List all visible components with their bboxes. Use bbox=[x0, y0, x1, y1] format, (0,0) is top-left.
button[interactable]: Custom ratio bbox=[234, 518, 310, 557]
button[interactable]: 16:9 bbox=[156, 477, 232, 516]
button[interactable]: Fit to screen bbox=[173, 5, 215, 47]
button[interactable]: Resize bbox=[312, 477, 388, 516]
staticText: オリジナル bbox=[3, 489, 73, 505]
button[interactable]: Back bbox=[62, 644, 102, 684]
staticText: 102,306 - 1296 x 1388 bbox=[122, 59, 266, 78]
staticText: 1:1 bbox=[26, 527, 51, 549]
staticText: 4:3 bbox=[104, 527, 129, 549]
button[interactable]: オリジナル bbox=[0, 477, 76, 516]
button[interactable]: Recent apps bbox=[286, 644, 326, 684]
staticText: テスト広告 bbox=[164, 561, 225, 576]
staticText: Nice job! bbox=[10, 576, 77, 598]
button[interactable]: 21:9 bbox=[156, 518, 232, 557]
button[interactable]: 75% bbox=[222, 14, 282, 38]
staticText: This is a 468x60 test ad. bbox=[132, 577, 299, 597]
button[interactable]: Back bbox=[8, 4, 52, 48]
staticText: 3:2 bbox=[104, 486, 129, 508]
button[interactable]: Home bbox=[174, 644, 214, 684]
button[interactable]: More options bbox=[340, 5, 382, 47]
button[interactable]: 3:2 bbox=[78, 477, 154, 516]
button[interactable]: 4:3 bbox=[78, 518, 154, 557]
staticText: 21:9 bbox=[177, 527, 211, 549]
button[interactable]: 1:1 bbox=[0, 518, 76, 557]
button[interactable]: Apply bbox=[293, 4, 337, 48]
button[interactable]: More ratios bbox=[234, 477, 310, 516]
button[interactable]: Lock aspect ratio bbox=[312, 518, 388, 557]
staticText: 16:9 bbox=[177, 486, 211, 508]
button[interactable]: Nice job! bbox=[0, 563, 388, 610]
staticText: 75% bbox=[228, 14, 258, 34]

::::::::::

- [PROBLEM TO SOLVE]: Could you copy every line of the records above, word for word and in the same order?

- [CORRECT ANSWER]:
List all visible components with their bboxes. Use bbox=[x0, y0, x1, y1] format, (0,0) is top-left.
button[interactable]: Custom ratio bbox=[234, 518, 310, 557]
button[interactable]: 16:9 bbox=[156, 477, 232, 516]
button[interactable]: Fit to screen bbox=[173, 5, 215, 47]
button[interactable]: Resize bbox=[312, 477, 388, 516]
staticText: オリジナル bbox=[3, 489, 73, 505]
button[interactable]: Back bbox=[62, 644, 102, 684]
staticText: 102,306 - 1296 x 1388 bbox=[122, 59, 266, 78]
staticText: 1:1 bbox=[26, 527, 51, 549]
staticText: 4:3 bbox=[104, 527, 129, 549]
button[interactable]: オリジナル bbox=[0, 477, 76, 516]
button[interactable]: Recent apps bbox=[286, 644, 326, 684]
staticText: テスト広告 bbox=[164, 561, 225, 576]
staticText: Nice job! bbox=[10, 576, 77, 598]
button[interactable]: 21:9 bbox=[156, 518, 232, 557]
button[interactable]: 75% bbox=[222, 14, 282, 38]
staticText: This is a 468x60 test ad. bbox=[132, 577, 299, 597]
button[interactable]: Back bbox=[8, 4, 52, 48]
staticText: 3:2 bbox=[104, 486, 129, 508]
button[interactable]: Home bbox=[174, 644, 214, 684]
button[interactable]: More options bbox=[340, 5, 382, 47]
button[interactable]: 3:2 bbox=[78, 477, 154, 516]
button[interactable]: 4:3 bbox=[78, 518, 154, 557]
staticText: 21:9 bbox=[177, 527, 211, 549]
button[interactable]: 1:1 bbox=[0, 518, 76, 557]
button[interactable]: Apply bbox=[293, 4, 337, 48]
button[interactable]: More ratios bbox=[234, 477, 310, 516]
button[interactable]: Lock aspect ratio bbox=[312, 518, 388, 557]
staticText: 16:9 bbox=[177, 486, 211, 508]
button[interactable]: Nice job! bbox=[0, 563, 388, 610]
staticText: 75% bbox=[228, 14, 258, 34]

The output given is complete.